- **Supplied information**:
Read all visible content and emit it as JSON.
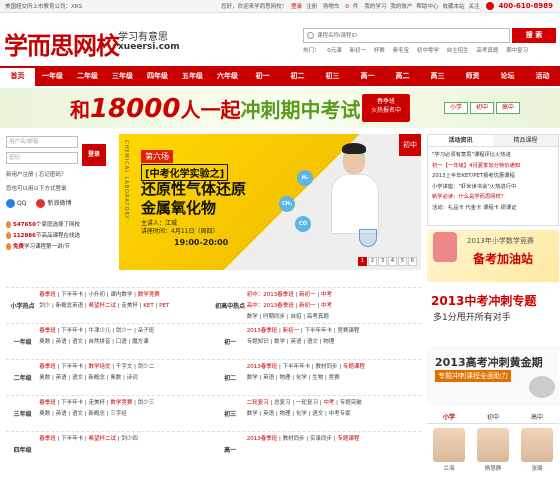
{
  "topbar": {
    "notice": "美国纽交所上市教育公司：XRS",
    "welcome": "您好，欢迎来学而思网校！",
    "login": "登录",
    "register": "注册",
    "cart": "购物车",
    "cart_count": "0",
    "items": "件",
    "my_study": "我的学习",
    "my_account": "我的账户",
    "help": "帮助中心",
    "favorite": "收藏本站",
    "follow": "关注",
    "phone": "400-610-8989"
  },
  "header": {
    "logo": "学而思网校",
    "slogan": "学习有意思",
    "domain": "xueersi.com",
    "search_placeholder": "课程名称/课程ID",
    "search_button": "搜 索",
    "hot_label": "热门：",
    "hot_words": [
      "0元课",
      "新初一",
      "杯赛",
      "奥毛宝",
      "初中零学",
      "自主招生",
      "高考真题",
      "期中复习"
    ]
  },
  "nav": [
    "首页",
    "一年级",
    "二年级",
    "三年级",
    "四年级",
    "五年级",
    "六年级",
    "初一",
    "初二",
    "初三",
    "高一",
    "高二",
    "高三",
    "师资",
    "论坛",
    "活动"
  ],
  "banner": {
    "pre": "和",
    "number": "18000",
    "mid": "人一起",
    "accent": "冲刺期中考试",
    "badge_line1": "春季班",
    "badge_line2": "火热报名中",
    "grade_buttons": [
      "小学",
      "初中",
      "高中"
    ]
  },
  "login": {
    "user_placeholder": "用户名/邮箱",
    "pass_placeholder": "密码",
    "button": "登录",
    "register": "新用户注册",
    "forgot": "忘记密码？",
    "alt_login": "您也可以用以下方式登录",
    "qq": "QQ",
    "weibo": "新浪微博",
    "stats": [
      {
        "num": "547650",
        "text": "个家庭选择了网校"
      },
      {
        "num": "112886",
        "text": "节高品课程在线选"
      },
      {
        "num": "免费",
        "text": "学习课程第一讲/节"
      }
    ]
  },
  "slide": {
    "vert": "CHEMICAL LABORATORY",
    "tag": "第六场",
    "sub": "[中考化学实验之]",
    "title_l1": "还原性气体还原",
    "title_l2": "金属氧化物",
    "teacher": "主讲人：江城",
    "date": "讲座时间：4月11日（周四）",
    "time": "19:00-20:00",
    "corner": "初中",
    "chem": [
      "H₂",
      "CH₄",
      "CO"
    ],
    "pages": [
      "1",
      "2",
      "3",
      "4",
      "5",
      "6"
    ],
    "current_page": "1"
  },
  "news": {
    "tabs": [
      "活动资讯",
      "精品课程"
    ],
    "items": [
      {
        "text": "\"学习必须有意思\"课程评比火热进",
        "hot": false
      },
      {
        "text": "初一【一年级】4月夏季加分特价通知",
        "hot": true
      },
      {
        "text": "2013上半年KET/PET报考优惠课程",
        "hot": false
      },
      {
        "text": "小学讲座：\"虾米读书会\"火热进行中",
        "hot": false
      },
      {
        "text": "新学必读：什么是学而思网校？",
        "hot": true
      },
      {
        "text": "活动：礼品卡 代金卡 课程卡 研课证",
        "hot": false
      }
    ]
  },
  "ads": {
    "ad1_a": "2013年小学数学竞赛",
    "ad1_b": "备考加油站",
    "ad2_a": "2013中考冲刺专题",
    "ad2_b": "多1分甩开所有对手",
    "ad3_a": "2013高考冲刺黄金期",
    "ad3_b": "专题冲刺课程全面助力"
  },
  "teach": {
    "tabs": [
      "小学",
      "初中",
      "高中"
    ],
    "names": [
      "兰海",
      "杨慧静",
      "张璐"
    ]
  },
  "grid": {
    "rows": [
      {
        "label_l": "小学热点",
        "left": [
          [
            "春季班",
            "下半年卡",
            "小升初",
            "课内数学",
            "数学竞赛"
          ],
          [
            "剑少",
            "新概念英语",
            "希望杯二试",
            "走美杯",
            "KET",
            "PET"
          ]
        ],
        "label_r": "初高中热点",
        "right": [
          [
            "初中：2013春季班",
            "新初一",
            "中考"
          ],
          [
            "高中：2013春季班",
            "新初一",
            "中考"
          ],
          [
            "数学",
            "时期同步",
            "自招",
            "高考真题"
          ]
        ]
      },
      {
        "label_l": "一年级",
        "left": [
          [
            "春季班",
            "下半年卡",
            "牛津少儿",
            "剑少一",
            "朵子班"
          ],
          [
            "奥数",
            "英语",
            "语文",
            "自然拼音",
            "口语",
            "魔方课"
          ]
        ],
        "label_r": "初一",
        "right": [
          [
            "2013春季班",
            "新初一",
            "下半年年卡",
            "竞赛课程"
          ],
          [
            "专题知识",
            "数学",
            "英语",
            "语文",
            "物理"
          ]
        ]
      },
      {
        "label_l": "二年级",
        "left": [
          [
            "春季班",
            "下半年卡",
            "数学培优",
            "千字文",
            "剑少二"
          ],
          [
            "奥数",
            "英语",
            "语文",
            "新概念",
            "奥数",
            "诗词"
          ]
        ],
        "label_r": "初二",
        "right": [
          [
            "2013春季班",
            "下半年年卡",
            "教材同步",
            "专题课程"
          ],
          [
            "数学",
            "英语",
            "物理",
            "化学",
            "生物",
            "竞赛"
          ]
        ]
      },
      {
        "label_l": "三年级",
        "left": [
          [
            "春季班",
            "下半年卡",
            "走美杯",
            "数学竞赛",
            "剑少三"
          ],
          [
            "奥数",
            "英语",
            "语文",
            "新概念",
            "三字经"
          ]
        ],
        "label_r": "初三",
        "right": [
          [
            "二轮复习",
            "总复习",
            "一轮复习",
            "中考",
            "专题突破"
          ],
          [
            "数学",
            "英语",
            "物理",
            "化学",
            "语文",
            "中考专家"
          ]
        ]
      },
      {
        "label_l": "四年级",
        "left": [
          [
            "春季班",
            "下半年卡",
            "希望杯二试",
            "剑少四"
          ],
          []
        ],
        "label_r": "高一",
        "right": [
          [
            "2013春季班",
            "教材同步",
            "实录同步",
            "专题课程"
          ],
          []
        ]
      }
    ]
  }
}
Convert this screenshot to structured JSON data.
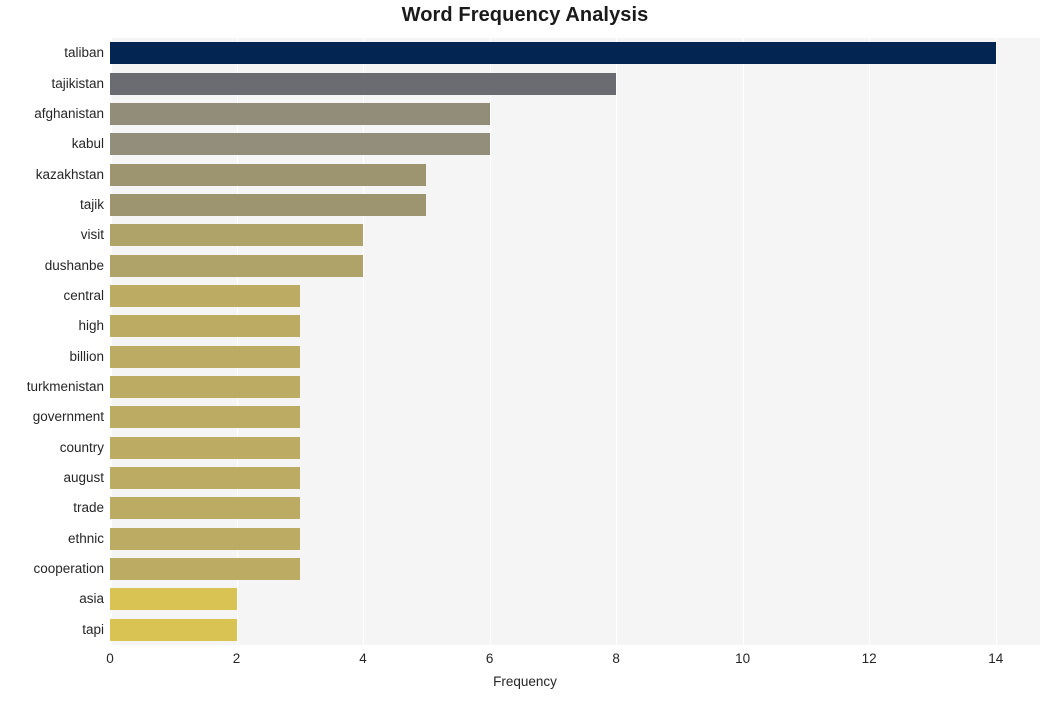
{
  "chart_data": {
    "type": "bar",
    "orientation": "horizontal",
    "title": "Word Frequency Analysis",
    "xlabel": "Frequency",
    "ylabel": "",
    "xlim": [
      0,
      14.7
    ],
    "ylim": [
      0,
      20
    ],
    "grid": true,
    "legend": null,
    "x_ticks": [
      "0",
      "2",
      "4",
      "6",
      "8",
      "10",
      "12",
      "14"
    ],
    "x_tick_values": [
      0,
      2,
      4,
      6,
      8,
      10,
      12,
      14
    ],
    "categories": [
      "taliban",
      "tajikistan",
      "afghanistan",
      "kabul",
      "kazakhstan",
      "tajik",
      "visit",
      "dushanbe",
      "central",
      "high",
      "billion",
      "turkmenistan",
      "government",
      "country",
      "august",
      "trade",
      "ethnic",
      "cooperation",
      "asia",
      "tapi"
    ],
    "values": [
      14,
      8,
      6,
      6,
      5,
      5,
      4,
      4,
      3,
      3,
      3,
      3,
      3,
      3,
      3,
      3,
      3,
      3,
      2,
      2
    ],
    "bar_colors": [
      "#032551",
      "#6b6c72",
      "#918d78",
      "#938e7c",
      "#9d9470",
      "#9d9470",
      "#b0a369",
      "#b0a369",
      "#bcac63",
      "#bcac63",
      "#bcac63",
      "#bcac63",
      "#bcac63",
      "#bcac63",
      "#bcac63",
      "#bcac63",
      "#bcac63",
      "#bcac63",
      "#d9c352",
      "#d9c352"
    ]
  },
  "style": {
    "plot_background": "#f5f5f5",
    "page_background": "#ffffff",
    "gridline_color": "#ffffff",
    "title_color": "#1a1a1a",
    "tick_color": "#262626"
  }
}
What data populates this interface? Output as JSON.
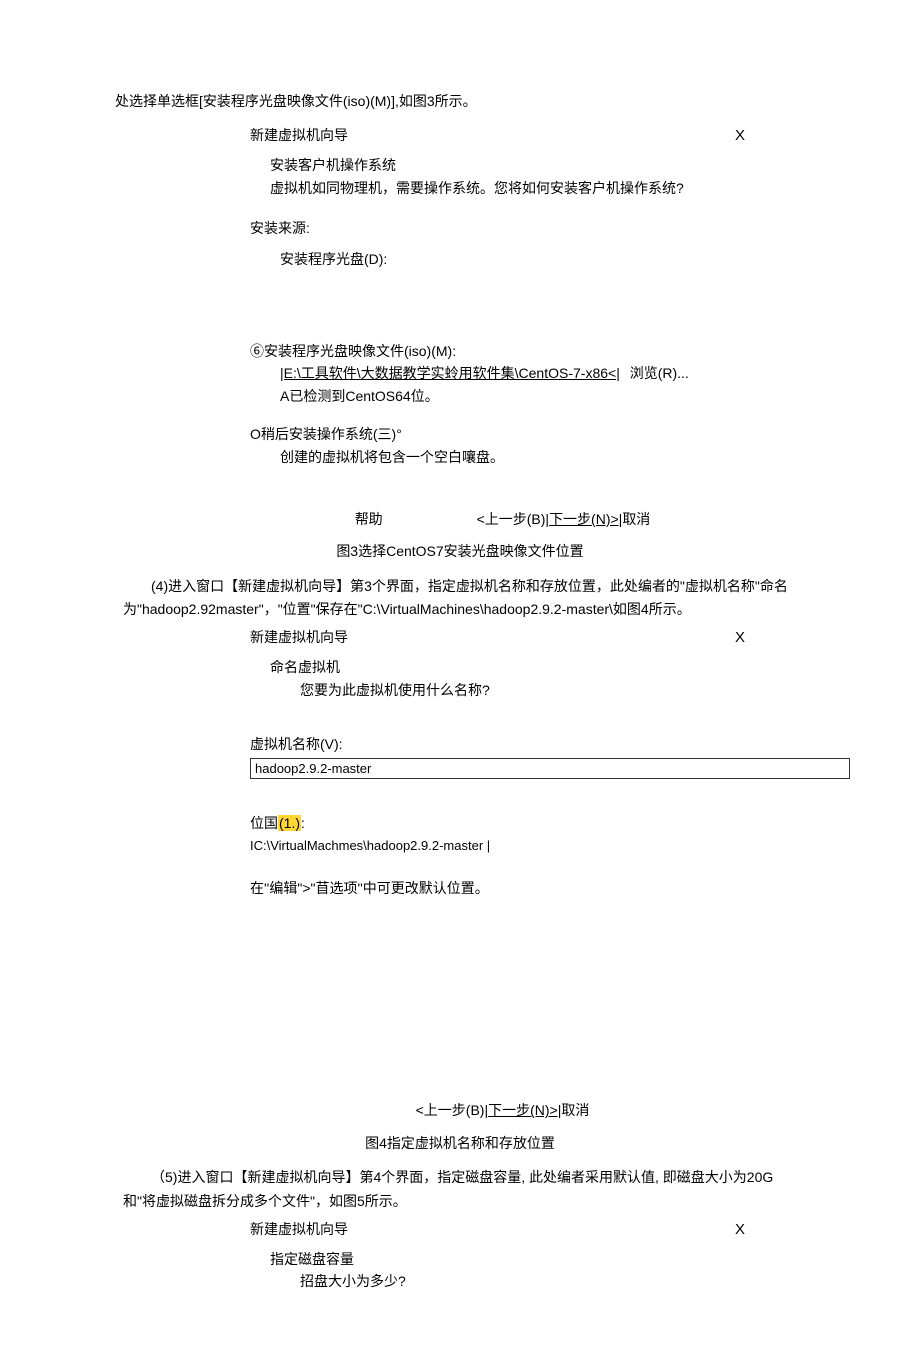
{
  "intro": "处选择单选框[安装程序光盘映像文件(iso)(M)],如图3所示。",
  "wizard3": {
    "title": "新建虚拟机向导",
    "close": "X",
    "subtitle": "安装客户机操作系统",
    "subdesc": "虚拟机如同物理机，需要操作系统。您将如何安装客户机操作系统?",
    "source_label": "安装来源:",
    "opt_disc": "安装程序光盘(D):",
    "opt_iso": "⑥安装程序光盘映像文件(iso)(M):",
    "iso_path": "|E:\\工具软件\\大数据教学实蛉用软件集\\CentOS-7-x86<|",
    "browse": "浏览(R)...",
    "detected": "A已检测到CentOS64位。",
    "opt_later": "O稍后安装操作系统(三)°",
    "later_desc": "创建的虚拟机将包含一个空白嚷盘。",
    "help": "帮助",
    "prev": "<上一步(B)|",
    "next": "下一步(N)>|",
    "cancel": "取消"
  },
  "caption3": "图3选择CentOS7安装光盘映像文件位置",
  "para4": "(4)进入窗口【新建虚拟机向导】第3个界面，指定虚拟机名称和存放位置，此处编者的\"虚拟机名称\"命名为\"hadoop2.92master\"，\"位置\"保存在\"C:\\VirtualMachines\\hadoop2.9.2-master\\如图4所示。",
  "wizard4": {
    "title": "新建虚拟机向导",
    "close": "X",
    "subtitle": "命名虚拟机",
    "subdesc": "您要为此虚拟机使用什么名称?",
    "name_label": "虚拟机名称(V):",
    "name_value": "hadoop2.9.2-master",
    "loc_label_pre": "位国",
    "loc_label_hl": "(1.)",
    "loc_label_post": ":",
    "loc_value": "IC:\\VirtualMachmes\\hadoop2.9.2-master |",
    "note": "在''编辑\">\"苜选项''中可更改默认位置。",
    "prev": "<上一步(B)|",
    "next": "下一步(N)>|",
    "cancel": "取消"
  },
  "caption4": "图4指定虚拟机名称和存放位置",
  "para5": "（5)进入窗口【新建虚拟机向导】第4个界面，指定磁盘容量, 此处编者采用默认值, 即磁盘大小为20G和\"将虚拟磁盘拆分成多个文件\"，如图5所示。",
  "wizard5": {
    "title": "新建虚拟机向导",
    "close": "X",
    "subtitle": "指定磁盘容量",
    "subdesc": "招盘大小为多少?"
  }
}
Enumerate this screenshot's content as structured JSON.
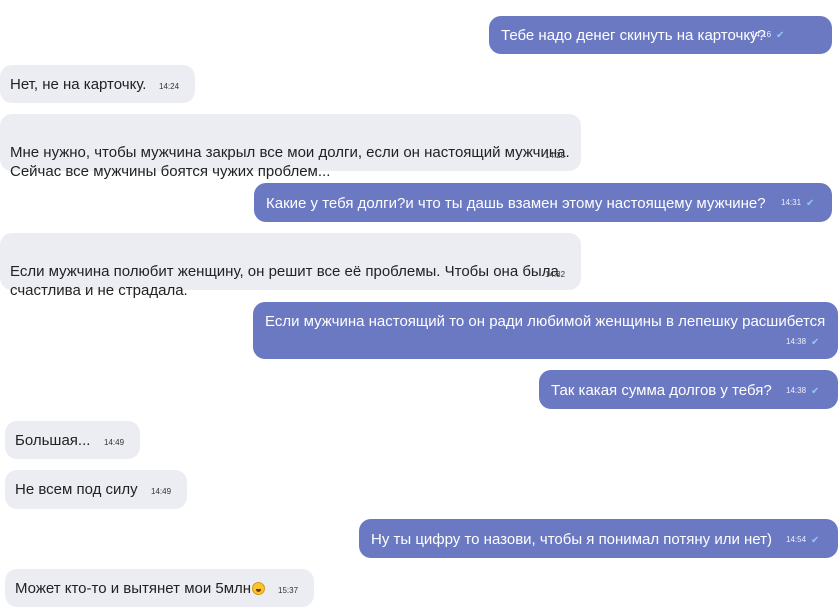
{
  "colors": {
    "incoming_bubble": "#ecedf3",
    "outgoing_bubble": "#6b78c2",
    "read_check": "#8fc7f5"
  },
  "messages": [
    {
      "direction": "out",
      "text": "Тебе надо денег скинуть на карточку?",
      "time": "14:16",
      "read": true
    },
    {
      "direction": "in",
      "text": "Нет, не на карточку.",
      "time": "14:24"
    },
    {
      "direction": "in",
      "text": "Мне нужно, чтобы мужчина закрыл все мои долги, если он настоящий мужчина.\nСейчас все мужчины боятся чужих проблем...",
      "time": "14:25"
    },
    {
      "direction": "out",
      "text": "Какие у тебя долги?и что ты дашь взамен этому настоящему мужчине?",
      "time": "14:31",
      "read": true
    },
    {
      "direction": "in",
      "text": "Если мужчина полюбит женщину, он решит все её проблемы. Чтобы она была\nсчастлива и не страдала.",
      "time": "14:32"
    },
    {
      "direction": "out",
      "text": "Если мужчина настоящий то он ради любимой женщины в лепешку расшибется",
      "time": "14:38",
      "read": true
    },
    {
      "direction": "out",
      "text": "Так какая сумма долгов у тебя?",
      "time": "14:38",
      "read": true
    },
    {
      "direction": "in",
      "text": "Большая...",
      "time": "14:49"
    },
    {
      "direction": "in",
      "text": "Не всем под силу",
      "time": "14:49"
    },
    {
      "direction": "out",
      "text": "Ну ты цифру то назови, чтобы я понимал потяну или нет)",
      "time": "14:54",
      "read": true
    },
    {
      "direction": "in",
      "text": "Может кто-то и вытянет мои 5млн",
      "time": "15:37",
      "icon": "rofl-face-emoji-icon"
    }
  ]
}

- **Direction**: Return all the lines that contain the string "this".

- **Answer to the task**:
Convert this screenshot to structured JSON data.
What data populates this interface? Output as JSON.
Enumerate this screenshot's content as structured JSON.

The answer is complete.